WHAT IS EXPECTED » Reproduce the records. Keep every word exact and include no images.

DATA SUPPLIED »
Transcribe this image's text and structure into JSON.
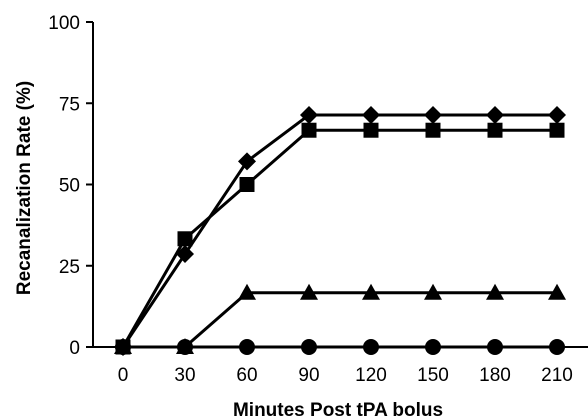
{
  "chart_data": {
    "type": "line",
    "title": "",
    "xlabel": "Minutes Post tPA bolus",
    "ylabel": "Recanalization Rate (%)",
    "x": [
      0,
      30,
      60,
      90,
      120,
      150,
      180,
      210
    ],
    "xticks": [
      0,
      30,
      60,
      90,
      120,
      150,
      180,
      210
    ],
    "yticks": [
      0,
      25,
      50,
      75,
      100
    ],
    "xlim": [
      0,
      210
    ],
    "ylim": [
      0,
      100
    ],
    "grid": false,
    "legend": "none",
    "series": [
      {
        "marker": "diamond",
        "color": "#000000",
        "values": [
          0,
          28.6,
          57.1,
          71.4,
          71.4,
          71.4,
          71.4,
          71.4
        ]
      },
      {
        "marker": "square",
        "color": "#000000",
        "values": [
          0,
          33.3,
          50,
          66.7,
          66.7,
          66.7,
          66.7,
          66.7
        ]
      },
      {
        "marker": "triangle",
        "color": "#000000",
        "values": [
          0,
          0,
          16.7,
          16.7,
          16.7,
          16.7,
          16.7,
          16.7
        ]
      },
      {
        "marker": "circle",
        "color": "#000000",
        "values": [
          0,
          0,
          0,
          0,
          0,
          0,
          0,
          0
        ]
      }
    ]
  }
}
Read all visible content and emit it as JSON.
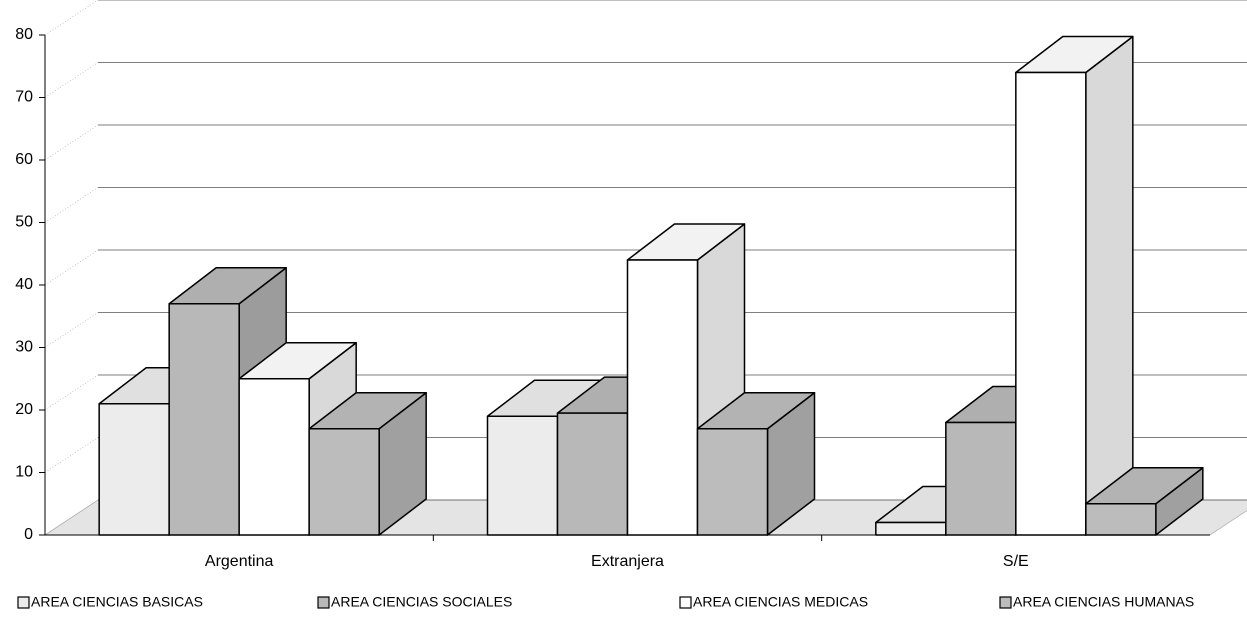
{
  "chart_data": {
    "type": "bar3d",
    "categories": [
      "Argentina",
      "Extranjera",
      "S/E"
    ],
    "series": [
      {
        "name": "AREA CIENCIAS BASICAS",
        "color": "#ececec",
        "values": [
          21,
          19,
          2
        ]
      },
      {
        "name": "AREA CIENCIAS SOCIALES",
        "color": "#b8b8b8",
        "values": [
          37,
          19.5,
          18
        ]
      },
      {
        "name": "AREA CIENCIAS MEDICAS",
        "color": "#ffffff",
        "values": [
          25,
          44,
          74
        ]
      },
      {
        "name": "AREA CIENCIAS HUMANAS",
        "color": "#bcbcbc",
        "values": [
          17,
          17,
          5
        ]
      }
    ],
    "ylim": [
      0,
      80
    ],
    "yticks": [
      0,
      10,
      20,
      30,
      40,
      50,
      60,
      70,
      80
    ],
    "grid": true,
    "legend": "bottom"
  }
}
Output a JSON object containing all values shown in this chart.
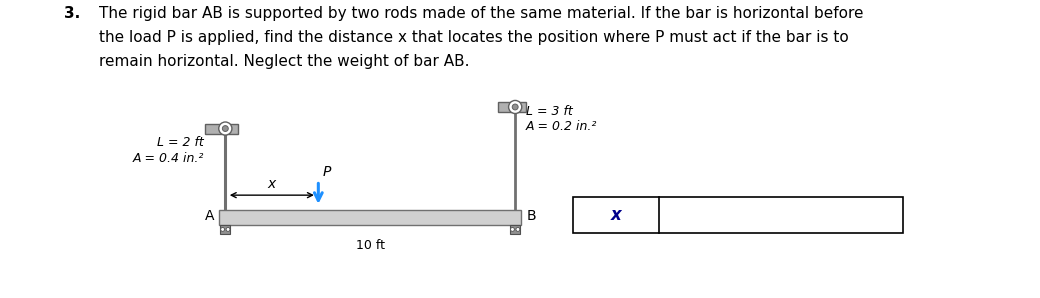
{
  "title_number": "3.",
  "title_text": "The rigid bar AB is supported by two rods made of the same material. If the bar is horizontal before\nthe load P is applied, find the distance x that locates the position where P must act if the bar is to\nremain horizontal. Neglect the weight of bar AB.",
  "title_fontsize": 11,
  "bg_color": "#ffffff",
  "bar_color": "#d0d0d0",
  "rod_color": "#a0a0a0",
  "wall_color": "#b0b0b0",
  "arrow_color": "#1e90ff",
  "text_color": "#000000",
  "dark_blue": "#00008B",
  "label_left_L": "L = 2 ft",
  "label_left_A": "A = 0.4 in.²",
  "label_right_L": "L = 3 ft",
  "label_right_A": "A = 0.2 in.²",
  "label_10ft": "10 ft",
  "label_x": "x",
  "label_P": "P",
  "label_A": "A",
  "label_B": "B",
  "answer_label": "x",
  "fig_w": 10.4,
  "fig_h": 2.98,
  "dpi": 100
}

RESULT FOR THIS EXERCISE »
Transcribe this image's text and structure into JSON.
{
  "chart_data": {
    "type": "line",
    "title": "",
    "xlabel": "Minutes Post tPA bolus",
    "ylabel": "Recanalization Rate (%)",
    "x": [
      0,
      30,
      60,
      90,
      120,
      150,
      180,
      210
    ],
    "xticks": [
      0,
      30,
      60,
      90,
      120,
      150,
      180,
      210
    ],
    "yticks": [
      0,
      25,
      50,
      75,
      100
    ],
    "xlim": [
      0,
      210
    ],
    "ylim": [
      0,
      100
    ],
    "grid": false,
    "legend": "none",
    "series": [
      {
        "marker": "diamond",
        "color": "#000000",
        "values": [
          0,
          28.6,
          57.1,
          71.4,
          71.4,
          71.4,
          71.4,
          71.4
        ]
      },
      {
        "marker": "square",
        "color": "#000000",
        "values": [
          0,
          33.3,
          50,
          66.7,
          66.7,
          66.7,
          66.7,
          66.7
        ]
      },
      {
        "marker": "triangle",
        "color": "#000000",
        "values": [
          0,
          0,
          16.7,
          16.7,
          16.7,
          16.7,
          16.7,
          16.7
        ]
      },
      {
        "marker": "circle",
        "color": "#000000",
        "values": [
          0,
          0,
          0,
          0,
          0,
          0,
          0,
          0
        ]
      }
    ]
  }
}
Read all visible content and emit it as JSON.
{
  "chart_data": {
    "type": "bar3d",
    "categories": [
      "Argentina",
      "Extranjera",
      "S/E"
    ],
    "series": [
      {
        "name": "AREA CIENCIAS BASICAS",
        "color": "#ececec",
        "values": [
          21,
          19,
          2
        ]
      },
      {
        "name": "AREA CIENCIAS SOCIALES",
        "color": "#b8b8b8",
        "values": [
          37,
          19.5,
          18
        ]
      },
      {
        "name": "AREA CIENCIAS MEDICAS",
        "color": "#ffffff",
        "values": [
          25,
          44,
          74
        ]
      },
      {
        "name": "AREA CIENCIAS HUMANAS",
        "color": "#bcbcbc",
        "values": [
          17,
          17,
          5
        ]
      }
    ],
    "ylim": [
      0,
      80
    ],
    "yticks": [
      0,
      10,
      20,
      30,
      40,
      50,
      60,
      70,
      80
    ],
    "grid": true,
    "legend": "bottom"
  }
}
Output a JSON object containing all values shown in this chart.
{
  "title_number": "3.",
  "title_text": "The rigid bar AB is supported by two rods made of the same material. If the bar is horizontal before\nthe load P is applied, find the distance x that locates the position where P must act if the bar is to\nremain horizontal. Neglect the weight of bar AB.",
  "title_fontsize": 11,
  "bg_color": "#ffffff",
  "bar_color": "#d0d0d0",
  "rod_color": "#a0a0a0",
  "wall_color": "#b0b0b0",
  "arrow_color": "#1e90ff",
  "text_color": "#000000",
  "dark_blue": "#00008B",
  "label_left_L": "L = 2 ft",
  "label_left_A": "A = 0.4 in.²",
  "label_right_L": "L = 3 ft",
  "label_right_A": "A = 0.2 in.²",
  "label_10ft": "10 ft",
  "label_x": "x",
  "label_P": "P",
  "label_A": "A",
  "label_B": "B",
  "answer_label": "x",
  "fig_w": 10.4,
  "fig_h": 2.98,
  "dpi": 100
}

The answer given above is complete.